• **TASK PROMPT**: Give every line of the material again, exactly as written.

(Saved entries)
============================================================
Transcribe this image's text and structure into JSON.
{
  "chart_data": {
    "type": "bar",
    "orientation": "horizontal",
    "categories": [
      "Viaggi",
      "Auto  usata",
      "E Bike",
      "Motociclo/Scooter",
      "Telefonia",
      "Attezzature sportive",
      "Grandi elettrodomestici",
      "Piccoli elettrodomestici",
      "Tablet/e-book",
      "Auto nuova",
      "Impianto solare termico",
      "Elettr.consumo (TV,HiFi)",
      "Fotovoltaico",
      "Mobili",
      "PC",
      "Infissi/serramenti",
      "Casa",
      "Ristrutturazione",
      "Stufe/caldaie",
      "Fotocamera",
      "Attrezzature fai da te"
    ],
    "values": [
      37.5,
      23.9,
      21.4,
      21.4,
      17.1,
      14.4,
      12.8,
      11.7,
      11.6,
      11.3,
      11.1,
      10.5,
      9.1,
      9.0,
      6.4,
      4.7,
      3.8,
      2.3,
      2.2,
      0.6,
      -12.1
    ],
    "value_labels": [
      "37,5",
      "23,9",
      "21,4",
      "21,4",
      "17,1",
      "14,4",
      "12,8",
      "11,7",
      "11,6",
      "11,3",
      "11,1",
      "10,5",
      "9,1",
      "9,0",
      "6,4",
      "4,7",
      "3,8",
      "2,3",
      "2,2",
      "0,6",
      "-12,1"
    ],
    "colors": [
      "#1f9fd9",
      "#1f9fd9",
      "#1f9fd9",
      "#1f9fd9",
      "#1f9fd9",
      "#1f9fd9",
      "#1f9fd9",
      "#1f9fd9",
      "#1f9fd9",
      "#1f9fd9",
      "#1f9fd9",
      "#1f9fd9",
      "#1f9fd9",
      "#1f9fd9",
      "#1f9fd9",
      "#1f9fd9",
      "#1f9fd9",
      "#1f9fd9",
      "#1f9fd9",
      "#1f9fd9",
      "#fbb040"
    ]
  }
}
============================================================
• **COMPLETED TASK**:
Transcribe this image's text and structure into JSON.
{
  "chart_data": {
    "type": "bar",
    "orientation": "horizontal",
    "categories": [
      "Viaggi",
      "Auto  usata",
      "E Bike",
      "Motociclo/Scooter",
      "Telefonia",
      "Attezzature sportive",
      "Grandi elettrodomestici",
      "Piccoli elettrodomestici",
      "Tablet/e-book",
      "Auto nuova",
      "Impianto solare termico",
      "Elettr.consumo (TV,HiFi)",
      "Fotovoltaico",
      "Mobili",
      "PC",
      "Infissi/serramenti",
      "Casa",
      "Ristrutturazione",
      "Stufe/caldaie",
      "Fotocamera",
      "Attrezzature fai da te"
    ],
    "values": [
      37.5,
      23.9,
      21.4,
      21.4,
      17.1,
      14.4,
      12.8,
      11.7,
      11.6,
      11.3,
      11.1,
      10.5,
      9.1,
      9.0,
      6.4,
      4.7,
      3.8,
      2.3,
      2.2,
      0.6,
      -12.1
    ],
    "value_labels": [
      "37,5",
      "23,9",
      "21,4",
      "21,4",
      "17,1",
      "14,4",
      "12,8",
      "11,7",
      "11,6",
      "11,3",
      "11,1",
      "10,5",
      "9,1",
      "9,0",
      "6,4",
      "4,7",
      "3,8",
      "2,3",
      "2,2",
      "0,6",
      "-12,1"
    ],
    "colors": [
      "#1f9fd9",
      "#1f9fd9",
      "#1f9fd9",
      "#1f9fd9",
      "#1f9fd9",
      "#1f9fd9",
      "#1f9fd9",
      "#1f9fd9",
      "#1f9fd9",
      "#1f9fd9",
      "#1f9fd9",
      "#1f9fd9",
      "#1f9fd9",
      "#1f9fd9",
      "#1f9fd9",
      "#1f9fd9",
      "#1f9fd9",
      "#1f9fd9",
      "#1f9fd9",
      "#1f9fd9",
      "#fbb040"
    ]
  }
}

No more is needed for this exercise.